The records that follow must be repeated verbatim, every one of them.

====== DATA LINES ======

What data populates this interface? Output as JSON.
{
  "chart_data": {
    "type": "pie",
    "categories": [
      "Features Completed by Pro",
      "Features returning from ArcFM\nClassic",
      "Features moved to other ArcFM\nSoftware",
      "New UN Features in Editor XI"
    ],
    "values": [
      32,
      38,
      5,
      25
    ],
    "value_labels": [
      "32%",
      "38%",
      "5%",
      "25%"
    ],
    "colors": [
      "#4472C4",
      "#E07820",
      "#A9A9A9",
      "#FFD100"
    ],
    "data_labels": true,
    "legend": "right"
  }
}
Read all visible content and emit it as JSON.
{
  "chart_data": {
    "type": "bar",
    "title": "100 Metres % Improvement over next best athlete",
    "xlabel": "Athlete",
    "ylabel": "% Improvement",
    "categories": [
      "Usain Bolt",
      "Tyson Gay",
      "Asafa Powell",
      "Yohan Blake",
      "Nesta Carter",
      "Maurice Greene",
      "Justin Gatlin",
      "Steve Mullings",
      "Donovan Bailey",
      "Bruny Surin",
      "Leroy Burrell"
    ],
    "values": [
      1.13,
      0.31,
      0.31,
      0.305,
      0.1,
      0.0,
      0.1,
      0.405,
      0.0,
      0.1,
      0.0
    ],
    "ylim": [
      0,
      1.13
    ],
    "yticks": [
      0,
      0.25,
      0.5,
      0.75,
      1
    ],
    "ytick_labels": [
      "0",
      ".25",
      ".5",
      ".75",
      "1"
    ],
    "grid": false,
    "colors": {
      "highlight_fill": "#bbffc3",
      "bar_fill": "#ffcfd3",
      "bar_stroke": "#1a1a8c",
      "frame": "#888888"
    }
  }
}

======

• EXERCISE OUTPUT:
What data populates this interface? Output as JSON.
{
  "chart_data": {
    "type": "pie",
    "categories": [
      "Features Completed by Pro",
      "Features returning from ArcFM\nClassic",
      "Features moved to other ArcFM\nSoftware",
      "New UN Features in Editor XI"
    ],
    "values": [
      32,
      38,
      5,
      25
    ],
    "value_labels": [
      "32%",
      "38%",
      "5%",
      "25%"
    ],
    "colors": [
      "#4472C4",
      "#E07820",
      "#A9A9A9",
      "#FFD100"
    ],
    "data_labels": true,
    "legend": "right"
  }
}
Read all visible content and emit it as JSON.
{
  "chart_data": {
    "type": "bar",
    "title": "100 Metres % Improvement over next best athlete",
    "xlabel": "Athlete",
    "ylabel": "% Improvement",
    "categories": [
      "Usain Bolt",
      "Tyson Gay",
      "Asafa Powell",
      "Yohan Blake",
      "Nesta Carter",
      "Maurice Greene",
      "Justin Gatlin",
      "Steve Mullings",
      "Donovan Bailey",
      "Bruny Surin",
      "Leroy Burrell"
    ],
    "values": [
      1.13,
      0.31,
      0.31,
      0.305,
      0.1,
      0.0,
      0.1,
      0.405,
      0.0,
      0.1,
      0.0
    ],
    "ylim": [
      0,
      1.13
    ],
    "yticks": [
      0,
      0.25,
      0.5,
      0.75,
      1
    ],
    "ytick_labels": [
      "0",
      ".25",
      ".5",
      ".75",
      "1"
    ],
    "grid": false,
    "colors": {
      "highlight_fill": "#bbffc3",
      "bar_fill": "#ffcfd3",
      "bar_stroke": "#1a1a8c",
      "frame": "#888888"
    }
  }
}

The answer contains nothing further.